* start Supplied passage *

Saturday, June 04, 2005

Debt Consolidation or Chapter 13 Bankruptcy?

There are two provisions in the new bankruptcy laws mandating financial counseling and education: before filing for bankruptcy, consumers would be required to have a briefing on the alternatives to bankruptcy; and before receiving a bankruptcy discharge, a debtor would be required to complete an instructional course concerning personal financial management.

Although the point of the legislation is to encourage debtors to use traditional debt consolidation programs, Chapter 13 bankruptcies are a type of debt consolidation with the power of the Federal Bankruptcy Code behind it. In a Chapter 13 bankruptcy, you have the power to restructure for finances by consolidating all of your debts into one court-ordered monthly payment. A Chapter 13 bankruptcy offers several advantages over traditional debt consolidation:

The Automatic Stay

Filing for a Chapter 13 bankruptcy provides you with the immediate protection of the automatic stay, which is a court injunction that prohibits nearly all collection activity against you, even pending lawsuits. The stay has the power to stop foreclosures, repossessions, garnishments, license suspensions, and creditor harassment. Traditional debt consolidations do not provide the same protection.

Broad Range of Debt Consolidation

Most traditional debt consolidations are limited to credit card debt. In most cases, you must negotiate separate agreements for mortgage delinquencies, car payments, tax debt, and child support arrears. All of these debts can be included in a Chapter 13 repayment plan by consolidating them into one monthly payment and protecting you from all of your creditors.

Drastically Reduced Total Amount of Debt

In most cases, a Chapter 13 bankruptcy will allow you to pay as little as 10% of the unsecured debt back and eliminate the other 90%. Your reduction in principal owed allows you to pay your debts off more quickly that you could through other consolidation plans lacking the power to dictate what the creditors are entitled to be paid. Traditional debt consolidation programs merely ask the creditor to lower the interest rates or balances and do not have a federal bankruptcy court ordering the creditors to adhere to the Chapter 13 reorganization plan.

* end Supplied passage *
* start The records *

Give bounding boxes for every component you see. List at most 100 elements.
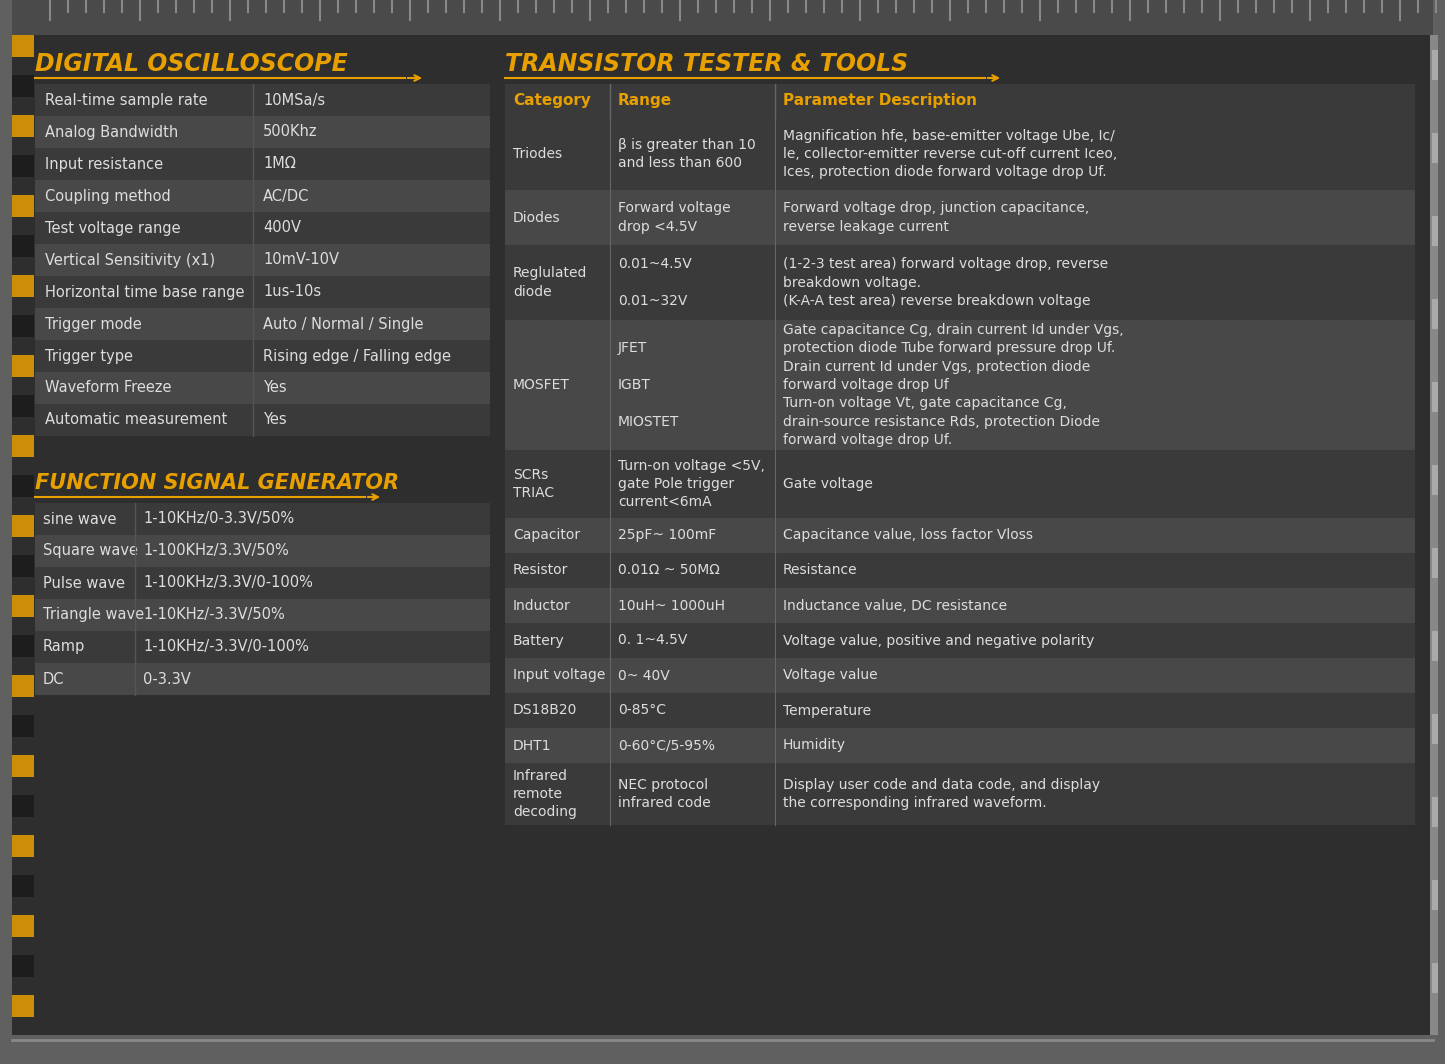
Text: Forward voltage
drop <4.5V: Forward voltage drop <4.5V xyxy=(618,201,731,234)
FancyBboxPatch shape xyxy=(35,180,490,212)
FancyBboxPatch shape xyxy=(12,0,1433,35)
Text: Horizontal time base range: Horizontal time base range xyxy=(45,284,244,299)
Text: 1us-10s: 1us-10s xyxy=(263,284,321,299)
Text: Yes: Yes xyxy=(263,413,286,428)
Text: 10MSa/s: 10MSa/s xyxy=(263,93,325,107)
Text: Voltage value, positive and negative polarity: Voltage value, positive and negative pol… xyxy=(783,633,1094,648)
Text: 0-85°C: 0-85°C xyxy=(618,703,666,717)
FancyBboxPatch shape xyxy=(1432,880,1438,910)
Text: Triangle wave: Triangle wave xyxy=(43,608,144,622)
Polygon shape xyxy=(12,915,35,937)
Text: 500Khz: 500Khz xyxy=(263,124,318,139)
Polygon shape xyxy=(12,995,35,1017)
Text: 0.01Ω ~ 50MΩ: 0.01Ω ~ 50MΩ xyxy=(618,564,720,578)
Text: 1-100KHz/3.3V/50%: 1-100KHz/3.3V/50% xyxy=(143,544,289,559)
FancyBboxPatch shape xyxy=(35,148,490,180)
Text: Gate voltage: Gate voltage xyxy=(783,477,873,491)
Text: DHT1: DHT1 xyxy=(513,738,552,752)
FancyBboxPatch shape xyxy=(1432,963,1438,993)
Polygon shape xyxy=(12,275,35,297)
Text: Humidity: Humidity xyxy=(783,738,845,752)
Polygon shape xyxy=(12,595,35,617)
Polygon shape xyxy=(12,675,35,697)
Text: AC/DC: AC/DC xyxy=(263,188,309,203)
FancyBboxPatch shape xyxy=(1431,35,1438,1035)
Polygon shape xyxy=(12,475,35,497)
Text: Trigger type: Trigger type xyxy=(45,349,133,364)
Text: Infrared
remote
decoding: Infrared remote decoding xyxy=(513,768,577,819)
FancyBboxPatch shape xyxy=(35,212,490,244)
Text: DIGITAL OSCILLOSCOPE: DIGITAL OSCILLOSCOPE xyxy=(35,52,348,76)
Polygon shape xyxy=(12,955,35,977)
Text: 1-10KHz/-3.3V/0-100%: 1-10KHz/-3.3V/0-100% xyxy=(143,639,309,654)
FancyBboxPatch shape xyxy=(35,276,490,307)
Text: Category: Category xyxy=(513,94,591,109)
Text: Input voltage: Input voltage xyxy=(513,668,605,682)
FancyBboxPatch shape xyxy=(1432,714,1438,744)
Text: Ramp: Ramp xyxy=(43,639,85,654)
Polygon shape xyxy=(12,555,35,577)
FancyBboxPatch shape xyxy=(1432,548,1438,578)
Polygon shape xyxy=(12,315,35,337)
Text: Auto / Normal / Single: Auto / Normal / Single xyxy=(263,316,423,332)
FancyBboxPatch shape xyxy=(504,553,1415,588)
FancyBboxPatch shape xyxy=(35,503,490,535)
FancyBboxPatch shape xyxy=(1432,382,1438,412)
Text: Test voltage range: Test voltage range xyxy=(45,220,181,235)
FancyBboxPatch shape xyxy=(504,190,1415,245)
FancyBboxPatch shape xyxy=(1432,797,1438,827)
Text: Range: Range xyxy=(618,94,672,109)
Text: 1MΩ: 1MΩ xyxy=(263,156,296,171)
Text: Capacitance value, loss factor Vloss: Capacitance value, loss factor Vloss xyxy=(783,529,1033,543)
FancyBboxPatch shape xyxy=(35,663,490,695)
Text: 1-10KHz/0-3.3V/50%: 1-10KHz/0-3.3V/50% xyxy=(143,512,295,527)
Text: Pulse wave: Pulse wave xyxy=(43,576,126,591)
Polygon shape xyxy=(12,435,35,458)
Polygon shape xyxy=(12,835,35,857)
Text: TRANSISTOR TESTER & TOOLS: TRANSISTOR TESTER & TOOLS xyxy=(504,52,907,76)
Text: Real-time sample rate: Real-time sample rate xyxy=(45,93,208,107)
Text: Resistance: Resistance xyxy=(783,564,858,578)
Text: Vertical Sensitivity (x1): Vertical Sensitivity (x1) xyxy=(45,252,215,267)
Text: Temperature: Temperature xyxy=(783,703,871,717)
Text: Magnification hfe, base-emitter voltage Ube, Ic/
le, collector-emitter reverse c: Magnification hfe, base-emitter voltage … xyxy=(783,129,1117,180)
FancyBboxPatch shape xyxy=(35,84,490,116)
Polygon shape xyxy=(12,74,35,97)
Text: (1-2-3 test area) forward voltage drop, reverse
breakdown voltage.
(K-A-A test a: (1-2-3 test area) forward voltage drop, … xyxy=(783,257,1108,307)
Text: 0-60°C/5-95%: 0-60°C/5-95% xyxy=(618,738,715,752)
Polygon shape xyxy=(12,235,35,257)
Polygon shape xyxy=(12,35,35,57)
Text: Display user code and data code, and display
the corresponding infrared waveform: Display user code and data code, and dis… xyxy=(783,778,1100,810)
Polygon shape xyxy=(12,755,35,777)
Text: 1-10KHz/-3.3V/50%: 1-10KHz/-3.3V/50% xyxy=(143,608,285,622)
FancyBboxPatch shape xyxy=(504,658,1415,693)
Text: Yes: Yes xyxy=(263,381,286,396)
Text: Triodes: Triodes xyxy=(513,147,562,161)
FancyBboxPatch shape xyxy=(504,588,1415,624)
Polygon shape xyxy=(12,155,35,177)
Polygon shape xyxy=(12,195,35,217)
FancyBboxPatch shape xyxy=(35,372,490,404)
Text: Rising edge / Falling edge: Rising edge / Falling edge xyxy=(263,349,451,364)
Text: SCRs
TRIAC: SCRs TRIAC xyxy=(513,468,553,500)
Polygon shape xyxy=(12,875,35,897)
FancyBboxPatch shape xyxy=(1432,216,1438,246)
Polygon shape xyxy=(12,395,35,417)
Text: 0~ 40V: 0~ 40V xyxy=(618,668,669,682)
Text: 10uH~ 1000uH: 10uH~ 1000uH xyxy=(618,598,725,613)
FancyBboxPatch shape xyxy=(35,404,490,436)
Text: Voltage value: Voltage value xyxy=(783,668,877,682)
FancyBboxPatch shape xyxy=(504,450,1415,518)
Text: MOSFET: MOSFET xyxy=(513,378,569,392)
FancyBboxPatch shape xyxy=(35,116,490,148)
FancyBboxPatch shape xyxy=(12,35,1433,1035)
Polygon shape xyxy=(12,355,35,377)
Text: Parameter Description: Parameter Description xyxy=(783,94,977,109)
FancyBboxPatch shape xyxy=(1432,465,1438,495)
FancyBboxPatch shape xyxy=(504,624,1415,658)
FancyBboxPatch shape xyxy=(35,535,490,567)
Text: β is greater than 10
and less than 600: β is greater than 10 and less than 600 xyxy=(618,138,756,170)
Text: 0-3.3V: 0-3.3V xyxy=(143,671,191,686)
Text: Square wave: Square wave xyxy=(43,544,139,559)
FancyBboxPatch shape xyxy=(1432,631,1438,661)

* end The records *
* start The records *

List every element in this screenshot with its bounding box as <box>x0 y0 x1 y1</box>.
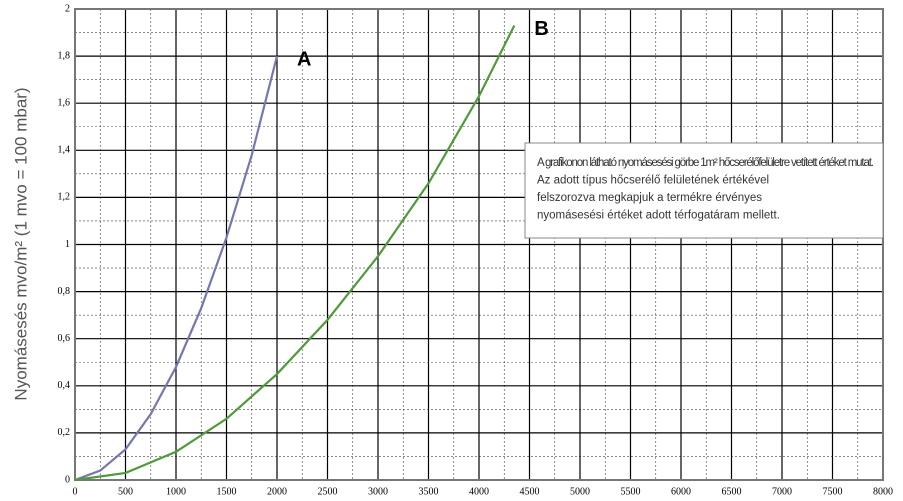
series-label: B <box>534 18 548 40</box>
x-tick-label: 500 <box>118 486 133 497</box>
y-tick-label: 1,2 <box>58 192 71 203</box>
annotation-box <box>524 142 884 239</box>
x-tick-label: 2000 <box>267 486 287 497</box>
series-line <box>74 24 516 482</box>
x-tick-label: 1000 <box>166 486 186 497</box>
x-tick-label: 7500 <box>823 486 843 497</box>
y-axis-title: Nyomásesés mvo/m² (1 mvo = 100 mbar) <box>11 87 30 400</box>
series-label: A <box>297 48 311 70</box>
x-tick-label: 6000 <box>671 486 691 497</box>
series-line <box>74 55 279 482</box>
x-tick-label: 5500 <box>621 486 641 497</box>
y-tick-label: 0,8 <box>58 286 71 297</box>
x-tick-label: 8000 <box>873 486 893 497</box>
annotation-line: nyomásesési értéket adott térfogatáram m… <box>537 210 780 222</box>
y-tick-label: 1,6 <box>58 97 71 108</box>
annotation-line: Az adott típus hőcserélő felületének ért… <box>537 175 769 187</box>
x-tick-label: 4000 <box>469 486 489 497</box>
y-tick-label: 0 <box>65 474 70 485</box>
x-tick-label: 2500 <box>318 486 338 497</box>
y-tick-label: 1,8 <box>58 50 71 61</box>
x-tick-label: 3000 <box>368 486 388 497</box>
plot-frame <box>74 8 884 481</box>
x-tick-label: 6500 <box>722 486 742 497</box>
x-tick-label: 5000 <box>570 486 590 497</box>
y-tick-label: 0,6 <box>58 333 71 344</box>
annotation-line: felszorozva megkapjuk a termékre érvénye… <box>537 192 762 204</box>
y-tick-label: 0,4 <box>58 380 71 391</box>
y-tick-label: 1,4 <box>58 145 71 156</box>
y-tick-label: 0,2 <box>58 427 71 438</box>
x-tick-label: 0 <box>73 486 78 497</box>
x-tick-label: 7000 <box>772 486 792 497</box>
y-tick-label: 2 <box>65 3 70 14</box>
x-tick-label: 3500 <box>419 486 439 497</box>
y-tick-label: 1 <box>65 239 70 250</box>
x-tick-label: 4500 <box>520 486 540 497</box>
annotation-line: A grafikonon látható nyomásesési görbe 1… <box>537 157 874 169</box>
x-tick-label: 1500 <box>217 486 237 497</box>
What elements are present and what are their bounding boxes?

* end The records *

## [Given exercise 1]
Please list each line in the two listings above that contains the string "boxes". Case counts.
## [Given exercise 2]
Continue the blog post on Chapter 13 bankruptcy and debt consolidation with the next section, starting after its final sentence.

## [Expected output 1]
Give bounding boxes for every component you see. List at most 100 elements.
What elements are present and what are their bounding boxes?

## [Expected output 2]
Shorter Repayment Period

Chapter 13 bankruptcies generally last 3 and 5 years in length. All dischargeable debts are eliminated at the completion of the bankruptcy. Traditional consolidations allow a possibility that the plans could drag on for years without significantly lowering the balances.

No Interest or Late Fees

Upon filing Chapter 13, any debt in existence prior to the filing does not accrue any more late fees, and usually will be repaid interest-free. All of the money you pay toward your unsecured debt will generally be applied toward principal drastically reducing the amount of time it takes you to repay a debt.

Attorney Assistance

Your Chapter 13 attorney has a legal and ethical obligation to zealously represent your best interests. Thus, in a Chapter 13 bankruptcy, you have the opportunity to have a bankruptcy attorney represent only your interests and you are ensured that your attorney is fighting for your rights. Many debt consolidation programs are private entities, sponsored by creditors and do not have the same strict legal requirements to protect borrower's best interests.

Protects Equity

A Chapter 13 bankruptcy does not require you to post any collateral in order to consolidate your debts. Many traditional debt consolidations or home equity loans require you to risk your home and property if you cannot afford the monthly payments.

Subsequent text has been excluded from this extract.